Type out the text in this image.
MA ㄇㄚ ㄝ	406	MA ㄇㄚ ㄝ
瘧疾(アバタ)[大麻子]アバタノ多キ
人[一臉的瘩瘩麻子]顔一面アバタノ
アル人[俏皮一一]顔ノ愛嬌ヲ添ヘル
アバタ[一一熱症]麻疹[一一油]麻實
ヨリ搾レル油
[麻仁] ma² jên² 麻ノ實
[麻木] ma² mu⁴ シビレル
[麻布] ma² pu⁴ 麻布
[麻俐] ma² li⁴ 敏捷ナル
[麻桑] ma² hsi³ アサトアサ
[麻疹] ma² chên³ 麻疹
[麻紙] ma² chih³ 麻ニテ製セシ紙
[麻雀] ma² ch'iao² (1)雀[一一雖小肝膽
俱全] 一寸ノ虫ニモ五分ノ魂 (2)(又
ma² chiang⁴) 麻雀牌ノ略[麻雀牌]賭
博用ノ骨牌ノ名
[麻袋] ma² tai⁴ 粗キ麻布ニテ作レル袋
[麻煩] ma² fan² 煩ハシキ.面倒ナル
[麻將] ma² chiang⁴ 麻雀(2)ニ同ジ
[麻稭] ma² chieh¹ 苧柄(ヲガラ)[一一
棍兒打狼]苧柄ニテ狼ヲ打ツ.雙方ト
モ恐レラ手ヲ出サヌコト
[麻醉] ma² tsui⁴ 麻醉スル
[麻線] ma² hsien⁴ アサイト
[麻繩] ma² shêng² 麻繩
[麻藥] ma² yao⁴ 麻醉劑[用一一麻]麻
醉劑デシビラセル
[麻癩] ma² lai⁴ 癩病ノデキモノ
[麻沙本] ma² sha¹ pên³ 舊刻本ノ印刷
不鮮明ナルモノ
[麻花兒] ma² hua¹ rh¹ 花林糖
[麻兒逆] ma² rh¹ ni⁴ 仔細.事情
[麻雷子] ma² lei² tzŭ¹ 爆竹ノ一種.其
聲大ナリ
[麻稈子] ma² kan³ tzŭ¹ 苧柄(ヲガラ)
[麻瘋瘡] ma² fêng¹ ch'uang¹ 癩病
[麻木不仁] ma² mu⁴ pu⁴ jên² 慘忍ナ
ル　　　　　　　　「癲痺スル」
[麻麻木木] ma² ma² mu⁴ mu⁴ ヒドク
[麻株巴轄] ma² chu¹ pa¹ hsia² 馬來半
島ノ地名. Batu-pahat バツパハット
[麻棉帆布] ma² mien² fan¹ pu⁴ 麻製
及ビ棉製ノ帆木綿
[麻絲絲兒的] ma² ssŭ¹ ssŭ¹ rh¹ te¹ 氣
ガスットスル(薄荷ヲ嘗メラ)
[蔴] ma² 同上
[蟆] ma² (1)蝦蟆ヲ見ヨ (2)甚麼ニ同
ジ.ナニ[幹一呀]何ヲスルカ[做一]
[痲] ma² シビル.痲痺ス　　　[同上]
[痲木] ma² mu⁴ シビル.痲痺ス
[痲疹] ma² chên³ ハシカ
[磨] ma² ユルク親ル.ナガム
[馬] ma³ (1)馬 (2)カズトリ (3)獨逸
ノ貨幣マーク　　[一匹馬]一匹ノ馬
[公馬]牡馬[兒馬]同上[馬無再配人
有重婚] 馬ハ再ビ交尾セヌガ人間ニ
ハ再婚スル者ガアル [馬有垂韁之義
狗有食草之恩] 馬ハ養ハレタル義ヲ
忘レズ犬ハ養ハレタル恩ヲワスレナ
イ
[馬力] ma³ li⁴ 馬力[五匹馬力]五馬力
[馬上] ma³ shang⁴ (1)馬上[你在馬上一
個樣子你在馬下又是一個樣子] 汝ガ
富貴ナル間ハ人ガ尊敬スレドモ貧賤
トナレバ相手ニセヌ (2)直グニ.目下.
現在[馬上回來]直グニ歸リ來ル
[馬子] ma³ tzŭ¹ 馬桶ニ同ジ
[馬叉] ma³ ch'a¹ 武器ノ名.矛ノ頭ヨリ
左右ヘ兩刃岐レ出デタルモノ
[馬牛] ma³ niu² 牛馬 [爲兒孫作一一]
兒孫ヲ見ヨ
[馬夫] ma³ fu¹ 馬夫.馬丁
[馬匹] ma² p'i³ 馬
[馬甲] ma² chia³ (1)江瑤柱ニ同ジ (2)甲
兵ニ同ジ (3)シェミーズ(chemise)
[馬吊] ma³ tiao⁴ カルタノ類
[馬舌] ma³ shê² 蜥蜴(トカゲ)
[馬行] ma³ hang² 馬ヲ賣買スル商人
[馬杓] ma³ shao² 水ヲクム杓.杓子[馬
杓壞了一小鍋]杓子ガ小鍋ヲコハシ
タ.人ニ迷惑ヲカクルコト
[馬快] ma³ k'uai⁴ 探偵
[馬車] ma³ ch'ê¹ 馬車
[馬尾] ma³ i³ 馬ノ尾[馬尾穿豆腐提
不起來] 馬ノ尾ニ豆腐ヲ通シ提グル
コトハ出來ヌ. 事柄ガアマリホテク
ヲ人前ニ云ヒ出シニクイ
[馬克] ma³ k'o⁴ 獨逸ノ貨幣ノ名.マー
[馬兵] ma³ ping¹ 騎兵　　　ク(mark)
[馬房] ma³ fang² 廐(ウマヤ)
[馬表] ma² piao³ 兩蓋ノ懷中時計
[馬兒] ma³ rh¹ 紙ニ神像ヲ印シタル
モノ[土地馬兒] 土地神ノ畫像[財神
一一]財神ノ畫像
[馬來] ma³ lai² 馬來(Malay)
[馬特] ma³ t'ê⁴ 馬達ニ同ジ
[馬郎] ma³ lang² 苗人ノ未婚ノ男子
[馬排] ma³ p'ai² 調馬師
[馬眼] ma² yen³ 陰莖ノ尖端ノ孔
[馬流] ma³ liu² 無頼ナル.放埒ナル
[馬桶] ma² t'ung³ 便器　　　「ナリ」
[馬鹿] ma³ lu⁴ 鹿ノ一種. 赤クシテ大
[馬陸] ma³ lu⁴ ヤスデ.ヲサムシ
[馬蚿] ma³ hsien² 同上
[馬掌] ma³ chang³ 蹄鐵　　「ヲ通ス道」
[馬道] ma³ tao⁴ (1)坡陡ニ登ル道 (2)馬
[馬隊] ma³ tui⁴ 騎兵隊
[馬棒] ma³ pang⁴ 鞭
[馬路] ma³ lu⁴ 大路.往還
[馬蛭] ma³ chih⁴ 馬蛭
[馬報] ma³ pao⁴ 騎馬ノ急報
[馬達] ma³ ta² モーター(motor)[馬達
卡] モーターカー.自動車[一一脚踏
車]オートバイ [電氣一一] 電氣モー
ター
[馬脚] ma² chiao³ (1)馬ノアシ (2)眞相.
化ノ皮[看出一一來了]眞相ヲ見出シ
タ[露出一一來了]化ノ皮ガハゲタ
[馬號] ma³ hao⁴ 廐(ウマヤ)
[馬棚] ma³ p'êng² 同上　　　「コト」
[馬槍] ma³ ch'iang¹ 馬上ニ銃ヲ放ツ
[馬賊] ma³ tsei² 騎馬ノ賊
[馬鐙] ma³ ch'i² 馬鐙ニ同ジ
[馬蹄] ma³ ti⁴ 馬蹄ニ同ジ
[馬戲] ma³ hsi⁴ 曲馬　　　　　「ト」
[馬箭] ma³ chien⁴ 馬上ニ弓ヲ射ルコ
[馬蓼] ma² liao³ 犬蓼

__YOUR GOAL__. Restate each record exactly as written.

__WRITTEN ANSWER__.
Type out the text in this image.
MA ㄇㄚ ㄝ	406	MA ㄇㄚ ㄝ
瘧疾(アバタ)[大麻子]アバタノ多キ
人[一臉的瘩瘩麻子]顔一面アバタノ
アル人[俏皮一一]顔ノ愛嬌ヲ添ヘル
アバタ[一一熱症]麻疹[一一油]麻實
ヨリ搾レル油
[麻仁] ma² jên² 麻ノ實
[麻木] ma² mu⁴ シビレル
[麻布] ma² pu⁴ 麻布
[麻俐] ma² li⁴ 敏捷ナル
[麻桑] ma² hsi³ アサトアサ
[麻疹] ma² chên³ 麻疹
[麻紙] ma² chih³ 麻ニテ製セシ紙
[麻雀] ma² ch'iao² (1)雀[一一雖小肝膽
俱全] 一寸ノ虫ニモ五分ノ魂 (2)(又
ma² chiang⁴) 麻雀牌ノ略[麻雀牌]賭
博用ノ骨牌ノ名
[麻袋] ma² tai⁴ 粗キ麻布ニテ作レル袋
[麻煩] ma² fan² 煩ハシキ.面倒ナル
[麻將] ma² chiang⁴ 麻雀(2)ニ同ジ
[麻稭] ma² chieh¹ 苧柄(ヲガラ)[一一
棍兒打狼]苧柄ニテ狼ヲ打ツ.雙方ト
モ恐レラ手ヲ出サヌコト
[麻醉] ma² tsui⁴ 麻醉スル
[麻線] ma² hsien⁴ アサイト
[麻繩] ma² shêng² 麻繩
[麻藥] ma² yao⁴ 麻醉劑[用一一麻]麻
醉劑デシビラセル
[麻癩] ma² lai⁴ 癩病ノデキモノ
[麻沙本] ma² sha¹ pên³ 舊刻本ノ印刷
不鮮明ナルモノ
[麻花兒] ma² hua¹ rh¹ 花林糖
[麻兒逆] ma² rh¹ ni⁴ 仔細.事情
[麻雷子] ma² lei² tzŭ¹ 爆竹ノ一種.其
聲大ナリ
[麻稈子] ma² kan³ tzŭ¹ 苧柄(ヲガラ)
[麻瘋瘡] ma² fêng¹ ch'uang¹ 癩病
[麻木不仁] ma² mu⁴ pu⁴ jên² 慘忍ナ
ル　　　　　　　　「癲痺スル」
[麻麻木木] ma² ma² mu⁴ mu⁴ ヒドク
[麻株巴轄] ma² chu¹ pa¹ hsia² 馬來半
島ノ地名. Batu-pahat バツパハット
[麻棉帆布] ma² mien² fan¹ pu⁴ 麻製
及ビ棉製ノ帆木綿
[麻絲絲兒的] ma² ssŭ¹ ssŭ¹ rh¹ te¹ 氣
ガスットスル(薄荷ヲ嘗メラ)
[蔴] ma² 同上
[蟆] ma² (1)蝦蟆ヲ見ヨ (2)甚麼ニ同
ジ.ナニ[幹一呀]何ヲスルカ[做一]
[痲] ma² シビル.痲痺ス　　　[同上]
[痲木] ma² mu⁴ シビル.痲痺ス
[痲疹] ma² chên³ ハシカ
[磨] ma² ユルク親ル.ナガム
[馬] ma³ (1)馬 (2)カズトリ (3)獨逸
ノ貨幣マーク　　[一匹馬]一匹ノ馬
[公馬]牡馬[兒馬]同上[馬無再配人
有重婚] 馬ハ再ビ交尾セヌガ人間ニ
ハ再婚スル者ガアル [馬有垂韁之義
狗有食草之恩] 馬ハ養ハレタル義ヲ
忘レズ犬ハ養ハレタル恩ヲワスレナ
イ
[馬力] ma³ li⁴ 馬力[五匹馬力]五馬力
[馬上] ma³ shang⁴ (1)馬上[你在馬上一
個樣子你在馬下又是一個樣子] 汝ガ
富貴ナル間ハ人ガ尊敬スレドモ貧賤
トナレバ相手ニセヌ (2)直グニ.目下.
現在[馬上回來]直グニ歸リ來ル
[馬子] ma³ tzŭ¹ 馬桶ニ同ジ
[馬叉] ma³ ch'a¹ 武器ノ名.矛ノ頭ヨリ
左右ヘ兩刃岐レ出デタルモノ
[馬牛] ma³ niu² 牛馬 [爲兒孫作一一]
兒孫ヲ見ヨ
[馬夫] ma³ fu¹ 馬夫.馬丁
[馬匹] ma² p'i³ 馬
[馬甲] ma² chia³ (1)江瑤柱ニ同ジ (2)甲
兵ニ同ジ (3)シェミーズ(chemise)
[馬吊] ma³ tiao⁴ カルタノ類
[馬舌] ma³ shê² 蜥蜴(トカゲ)
[馬行] ma³ hang² 馬ヲ賣買スル商人
[馬杓] ma³ shao² 水ヲクム杓.杓子[馬
杓壞了一小鍋]杓子ガ小鍋ヲコハシ
タ.人ニ迷惑ヲカクルコト
[馬快] ma³ k'uai⁴ 探偵
[馬車] ma³ ch'ê¹ 馬車
[馬尾] ma³ i³ 馬ノ尾[馬尾穿豆腐提
不起來] 馬ノ尾ニ豆腐ヲ通シ提グル
コトハ出來ヌ. 事柄ガアマリホテク
ヲ人前ニ云ヒ出シニクイ
[馬克] ma³ k'o⁴ 獨逸ノ貨幣ノ名.マー
[馬兵] ma³ ping¹ 騎兵　　　ク(mark)
[馬房] ma³ fang² 廐(ウマヤ)
[馬表] ma² piao³ 兩蓋ノ懷中時計
[馬兒] ma³ rh¹ 紙ニ神像ヲ印シタル
モノ[土地馬兒] 土地神ノ畫像[財神
一一]財神ノ畫像
[馬來] ma³ lai² 馬來(Malay)
[馬特] ma³ t'ê⁴ 馬達ニ同ジ
[馬郎] ma³ lang² 苗人ノ未婚ノ男子
[馬排] ma³ p'ai² 調馬師
[馬眼] ma² yen³ 陰莖ノ尖端ノ孔
[馬流] ma³ liu² 無頼ナル.放埒ナル
[馬桶] ma² t'ung³ 便器　　　「ナリ」
[馬鹿] ma³ lu⁴ 鹿ノ一種. 赤クシテ大
[馬陸] ma³ lu⁴ ヤスデ.ヲサムシ
[馬蚿] ma³ hsien² 同上
[馬掌] ma³ chang³ 蹄鐵　　「ヲ通ス道」
[馬道] ma³ tao⁴ (1)坡陡ニ登ル道 (2)馬
[馬隊] ma³ tui⁴ 騎兵隊
[馬棒] ma³ pang⁴ 鞭
[馬路] ma³ lu⁴ 大路.往還
[馬蛭] ma³ chih⁴ 馬蛭
[馬報] ma³ pao⁴ 騎馬ノ急報
[馬達] ma³ ta² モーター(motor)[馬達
卡] モーターカー.自動車[一一脚踏
車]オートバイ [電氣一一] 電氣モー
ター
[馬脚] ma² chiao³ (1)馬ノアシ (2)眞相.
化ノ皮[看出一一來了]眞相ヲ見出シ
タ[露出一一來了]化ノ皮ガハゲタ
[馬號] ma³ hao⁴ 廐(ウマヤ)
[馬棚] ma³ p'êng² 同上　　　「コト」
[馬槍] ma³ ch'iang¹ 馬上ニ銃ヲ放ツ
[馬賊] ma³ tsei² 騎馬ノ賊
[馬鐙] ma³ ch'i² 馬鐙ニ同ジ
[馬蹄] ma³ ti⁴ 馬蹄ニ同ジ
[馬戲] ma³ hsi⁴ 曲馬　　　　　「ト」
[馬箭] ma³ chien⁴ 馬上ニ弓ヲ射ルコ
[馬蓼] ma² liao³ 犬蓼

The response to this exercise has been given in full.